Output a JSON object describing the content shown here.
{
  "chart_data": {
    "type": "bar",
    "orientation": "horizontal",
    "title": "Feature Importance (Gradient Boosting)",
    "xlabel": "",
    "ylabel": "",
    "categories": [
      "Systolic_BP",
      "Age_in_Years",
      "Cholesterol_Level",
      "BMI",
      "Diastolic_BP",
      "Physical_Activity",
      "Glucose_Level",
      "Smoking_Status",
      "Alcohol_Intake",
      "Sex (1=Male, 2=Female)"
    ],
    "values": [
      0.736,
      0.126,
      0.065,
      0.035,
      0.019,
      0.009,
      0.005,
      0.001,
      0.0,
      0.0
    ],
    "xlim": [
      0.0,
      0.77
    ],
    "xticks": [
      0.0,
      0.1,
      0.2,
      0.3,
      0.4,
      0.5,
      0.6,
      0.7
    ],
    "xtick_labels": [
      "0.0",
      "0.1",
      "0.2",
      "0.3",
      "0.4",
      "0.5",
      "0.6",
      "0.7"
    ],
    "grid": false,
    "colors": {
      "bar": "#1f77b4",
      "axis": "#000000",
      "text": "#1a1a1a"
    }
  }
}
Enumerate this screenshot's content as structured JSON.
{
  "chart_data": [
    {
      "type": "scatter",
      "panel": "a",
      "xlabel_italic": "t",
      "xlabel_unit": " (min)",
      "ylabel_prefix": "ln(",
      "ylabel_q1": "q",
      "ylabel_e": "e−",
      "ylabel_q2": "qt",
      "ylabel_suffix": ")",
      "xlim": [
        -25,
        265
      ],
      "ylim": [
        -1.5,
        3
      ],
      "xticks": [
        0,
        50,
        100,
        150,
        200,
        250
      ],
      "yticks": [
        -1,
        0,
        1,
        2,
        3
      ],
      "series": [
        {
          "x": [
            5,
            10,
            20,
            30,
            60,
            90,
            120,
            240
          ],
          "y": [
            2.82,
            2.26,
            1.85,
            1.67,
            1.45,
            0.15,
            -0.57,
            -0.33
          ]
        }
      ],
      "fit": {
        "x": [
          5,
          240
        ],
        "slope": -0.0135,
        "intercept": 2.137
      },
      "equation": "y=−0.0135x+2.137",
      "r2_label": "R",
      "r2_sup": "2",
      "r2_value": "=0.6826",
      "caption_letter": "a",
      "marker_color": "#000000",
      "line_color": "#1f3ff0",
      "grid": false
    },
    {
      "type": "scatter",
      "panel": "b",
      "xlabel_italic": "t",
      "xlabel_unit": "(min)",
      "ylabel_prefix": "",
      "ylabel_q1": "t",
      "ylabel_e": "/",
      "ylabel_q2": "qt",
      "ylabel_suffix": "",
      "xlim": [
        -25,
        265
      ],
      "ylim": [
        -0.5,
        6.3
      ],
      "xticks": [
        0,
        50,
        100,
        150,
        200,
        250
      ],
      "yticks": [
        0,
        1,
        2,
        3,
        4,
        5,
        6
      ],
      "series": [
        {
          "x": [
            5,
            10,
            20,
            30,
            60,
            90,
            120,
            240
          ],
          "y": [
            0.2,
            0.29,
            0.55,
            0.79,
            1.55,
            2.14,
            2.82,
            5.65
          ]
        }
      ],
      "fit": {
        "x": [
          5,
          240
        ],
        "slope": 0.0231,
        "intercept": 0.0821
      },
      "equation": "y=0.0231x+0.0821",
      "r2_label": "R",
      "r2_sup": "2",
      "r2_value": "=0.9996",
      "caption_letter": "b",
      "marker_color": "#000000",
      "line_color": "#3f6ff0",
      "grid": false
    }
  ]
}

----

— Given exercise —
Copy out every entry again, exactly as it was given.

— Solution —
Output a JSON object describing the content shown here.
{
  "chart_data": {
    "type": "bar",
    "orientation": "horizontal",
    "title": "Feature Importance (Gradient Boosting)",
    "xlabel": "",
    "ylabel": "",
    "categories": [
      "Systolic_BP",
      "Age_in_Years",
      "Cholesterol_Level",
      "BMI",
      "Diastolic_BP",
      "Physical_Activity",
      "Glucose_Level",
      "Smoking_Status",
      "Alcohol_Intake",
      "Sex (1=Male, 2=Female)"
    ],
    "values": [
      0.736,
      0.126,
      0.065,
      0.035,
      0.019,
      0.009,
      0.005,
      0.001,
      0.0,
      0.0
    ],
    "xlim": [
      0.0,
      0.77
    ],
    "xticks": [
      0.0,
      0.1,
      0.2,
      0.3,
      0.4,
      0.5,
      0.6,
      0.7
    ],
    "xtick_labels": [
      "0.0",
      "0.1",
      "0.2",
      "0.3",
      "0.4",
      "0.5",
      "0.6",
      "0.7"
    ],
    "grid": false,
    "colors": {
      "bar": "#1f77b4",
      "axis": "#000000",
      "text": "#1a1a1a"
    }
  }
}
Enumerate this screenshot's content as structured JSON.
{
  "chart_data": [
    {
      "type": "scatter",
      "panel": "a",
      "xlabel_italic": "t",
      "xlabel_unit": " (min)",
      "ylabel_prefix": "ln(",
      "ylabel_q1": "q",
      "ylabel_e": "e−",
      "ylabel_q2": "qt",
      "ylabel_suffix": ")",
      "xlim": [
        -25,
        265
      ],
      "ylim": [
        -1.5,
        3
      ],
      "xticks": [
        0,
        50,
        100,
        150,
        200,
        250
      ],
      "yticks": [
        -1,
        0,
        1,
        2,
        3
      ],
      "series": [
        {
          "x": [
            5,
            10,
            20,
            30,
            60,
            90,
            120,
            240
          ],
          "y": [
            2.82,
            2.26,
            1.85,
            1.67,
            1.45,
            0.15,
            -0.57,
            -0.33
          ]
        }
      ],
      "fit": {
        "x": [
          5,
          240
        ],
        "slope": -0.0135,
        "intercept": 2.137
      },
      "equation": "y=−0.0135x+2.137",
      "r2_label": "R",
      "r2_sup": "2",
      "r2_value": "=0.6826",
      "caption_letter": "a",
      "marker_color": "#000000",
      "line_color": "#1f3ff0",
      "grid": false
    },
    {
      "type": "scatter",
      "panel": "b",
      "xlabel_italic": "t",
      "xlabel_unit": "(min)",
      "ylabel_prefix": "",
      "ylabel_q1": "t",
      "ylabel_e": "/",
      "ylabel_q2": "qt",
      "ylabel_suffix": "",
      "xlim": [
        -25,
        265
      ],
      "ylim": [
        -0.5,
        6.3
      ],
      "xticks": [
        0,
        50,
        100,
        150,
        200,
        250
      ],
      "yticks": [
        0,
        1,
        2,
        3,
        4,
        5,
        6
      ],
      "series": [
        {
          "x": [
            5,
            10,
            20,
            30,
            60,
            90,
            120,
            240
          ],
          "y": [
            0.2,
            0.29,
            0.55,
            0.79,
            1.55,
            2.14,
            2.82,
            5.65
          ]
        }
      ],
      "fit": {
        "x": [
          5,
          240
        ],
        "slope": 0.0231,
        "intercept": 0.0821
      },
      "equation": "y=0.0231x+0.0821",
      "r2_label": "R",
      "r2_sup": "2",
      "r2_value": "=0.9996",
      "caption_letter": "b",
      "marker_color": "#000000",
      "line_color": "#3f6ff0",
      "grid": false
    }
  ]
}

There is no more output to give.